▼
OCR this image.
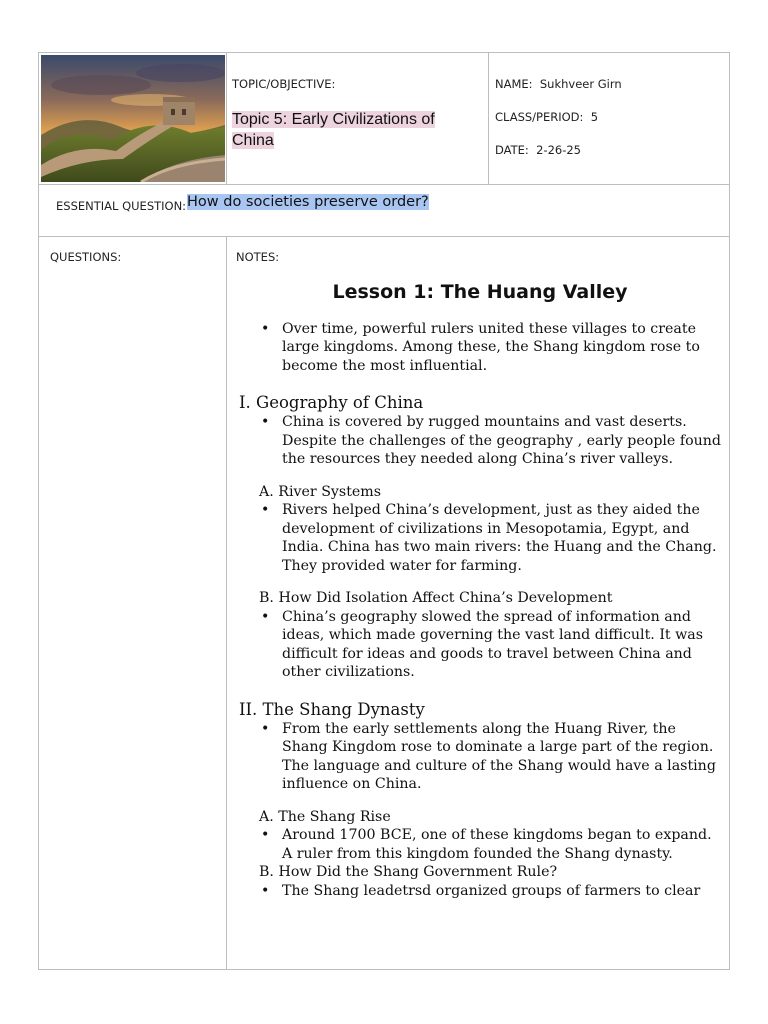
TOPIC/OBJECTIVE:
Topic 5: Early Civilizations of China
NAME: Sukhveer Girn
CLASS/PERIOD: 5
DATE: 2-26-25
ESSENTIAL QUESTION: How do societies preserve order?
QUESTIONS:	NOTES:
Lesson 1: The Huang Valley
• Over time, powerful rulers united these villages to create large kingdoms. Among these, the Shang kingdom rose to become the most influential.
I. Geography of China
• China is covered by rugged mountains and vast deserts. Despite the challenges of the geography , early people found the resources they needed along China’s river valleys.
A. River Systems
• Rivers helped China’s development, just as they aided the development of civilizations in Mesopotamia, Egypt, and India. China has two main rivers: the Huang and the Chang. They provided water for farming.
B. How Did Isolation Affect China’s Development
• China’s geography slowed the spread of information and ideas, which made governing the vast land difficult. It was difficult for ideas and goods to travel between China and other civilizations.
II. The Shang Dynasty
• From the early settlements along the Huang River, the Shang Kingdom rose to dominate a large part of the region. The language and culture of the Shang would have a lasting influence on China.
A. The Shang Rise
• Around 1700 BCE, one of these kingdoms began to expand. A ruler from this kingdom founded the Shang dynasty.
B. How Did the Shang Government Rule?
• The Shang leadetrsd organized groups of farmers to clear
▲
PROBLEM DESCRIPTION: Tell how many lines above contain the word "kingdoms". Give the number alone.

SOLUTION: 2